WORK TO COMPLETE |
Keep only the lines that hold the string "stars", filtering out the rest of the entries below.

◇ ◇ ◇ ◇ ◇

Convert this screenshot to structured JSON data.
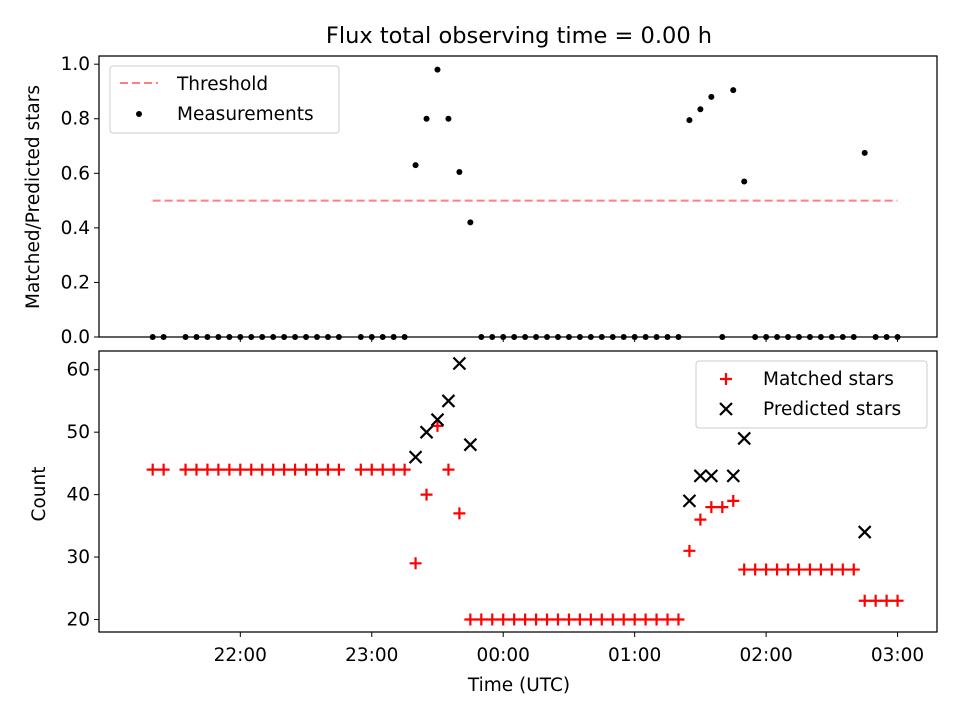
{
  "chart_data": [
    {
      "type": "scatter",
      "title": "Flux total observing time = 0.00 h",
      "xlabel": "",
      "ylabel": "Matched/Predicted stars",
      "ylim": [
        0,
        1.03
      ],
      "yticks": [
        "0.0",
        "0.2",
        "0.4",
        "0.6",
        "0.8",
        "1.0"
      ],
      "legend_position": "top-left",
      "threshold": {
        "name": "Threshold",
        "value": 0.5,
        "x_start": "21:20",
        "x_end": "03:00",
        "color": "#ff7f7f"
      },
      "series": [
        {
          "name": "Measurements",
          "color": "#000000",
          "x": [
            "21:20",
            "21:25",
            "21:35",
            "21:40",
            "21:45",
            "21:50",
            "21:55",
            "22:00",
            "22:05",
            "22:10",
            "22:15",
            "22:20",
            "22:25",
            "22:30",
            "22:35",
            "22:40",
            "22:45",
            "22:55",
            "23:00",
            "23:05",
            "23:10",
            "23:15",
            "23:20",
            "23:25",
            "23:30",
            "23:35",
            "23:40",
            "23:45",
            "23:50",
            "23:55",
            "00:00",
            "00:05",
            "00:10",
            "00:15",
            "00:20",
            "00:25",
            "00:30",
            "00:35",
            "00:40",
            "00:45",
            "00:50",
            "00:55",
            "01:00",
            "01:05",
            "01:10",
            "01:15",
            "01:20",
            "01:25",
            "01:30",
            "01:35",
            "01:40",
            "01:45",
            "01:50",
            "01:55",
            "02:00",
            "02:05",
            "02:10",
            "02:15",
            "02:20",
            "02:25",
            "02:30",
            "02:35",
            "02:40",
            "02:45",
            "02:50",
            "02:55",
            "03:00"
          ],
          "y": [
            0,
            0,
            0,
            0,
            0,
            0,
            0,
            0,
            0,
            0,
            0,
            0,
            0,
            0,
            0,
            0,
            0,
            0,
            0,
            0,
            0,
            0,
            0.63,
            0.8,
            0.98,
            0.8,
            0.605,
            0.42,
            0,
            0,
            0,
            0,
            0,
            0,
            0,
            0,
            0,
            0,
            0,
            0,
            0,
            0,
            0,
            0,
            0,
            0,
            0,
            0.795,
            0.835,
            0.88,
            0,
            0.905,
            0.57,
            0,
            0,
            0,
            0,
            0,
            0,
            0,
            0,
            0,
            0,
            0.675,
            0,
            0,
            0
          ]
        }
      ]
    },
    {
      "type": "scatter",
      "title": "",
      "xlabel": "Time (UTC)",
      "ylabel": "Count",
      "ylim": [
        18,
        63
      ],
      "yticks": [
        "20",
        "30",
        "40",
        "50",
        "60"
      ],
      "xticks": [
        "22:00",
        "23:00",
        "00:00",
        "01:00",
        "02:00",
        "03:00"
      ],
      "legend_position": "top-right",
      "series": [
        {
          "name": "Matched stars",
          "color": "#ff0000",
          "marker": "plus",
          "x": [
            "21:20",
            "21:25",
            "21:35",
            "21:40",
            "21:45",
            "21:50",
            "21:55",
            "22:00",
            "22:05",
            "22:10",
            "22:15",
            "22:20",
            "22:25",
            "22:30",
            "22:35",
            "22:40",
            "22:45",
            "22:55",
            "23:00",
            "23:05",
            "23:10",
            "23:15",
            "23:20",
            "23:25",
            "23:30",
            "23:35",
            "23:40",
            "23:45",
            "23:50",
            "23:55",
            "00:00",
            "00:05",
            "00:10",
            "00:15",
            "00:20",
            "00:25",
            "00:30",
            "00:35",
            "00:40",
            "00:45",
            "00:50",
            "00:55",
            "01:00",
            "01:05",
            "01:10",
            "01:15",
            "01:20",
            "01:25",
            "01:30",
            "01:35",
            "01:40",
            "01:45",
            "01:50",
            "01:55",
            "02:00",
            "02:05",
            "02:10",
            "02:15",
            "02:20",
            "02:25",
            "02:30",
            "02:35",
            "02:40",
            "02:45",
            "02:50",
            "02:55",
            "03:00"
          ],
          "y": [
            44,
            44,
            44,
            44,
            44,
            44,
            44,
            44,
            44,
            44,
            44,
            44,
            44,
            44,
            44,
            44,
            44,
            44,
            44,
            44,
            44,
            44,
            29,
            40,
            51,
            44,
            37,
            20,
            20,
            20,
            20,
            20,
            20,
            20,
            20,
            20,
            20,
            20,
            20,
            20,
            20,
            20,
            20,
            20,
            20,
            20,
            20,
            31,
            36,
            38,
            38,
            39,
            28,
            28,
            28,
            28,
            28,
            28,
            28,
            28,
            28,
            28,
            28,
            23,
            23,
            23,
            23
          ]
        },
        {
          "name": "Predicted stars",
          "color": "#000000",
          "marker": "x",
          "x": [
            "23:20",
            "23:25",
            "23:30",
            "23:35",
            "23:40",
            "23:45",
            "01:25",
            "01:30",
            "01:35",
            "01:45",
            "01:50",
            "02:45"
          ],
          "y": [
            46,
            50,
            52,
            55,
            61,
            48,
            39,
            43,
            43,
            43,
            49,
            34
          ]
        }
      ]
    }
  ]
}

◇ ◇ ◇ ◇ ◇

OUTPUT FOR THIS EXERCISE |
      "ylabel": "Matched/Predicted stars",
          "name": "Matched stars",
          "name": "Predicted stars",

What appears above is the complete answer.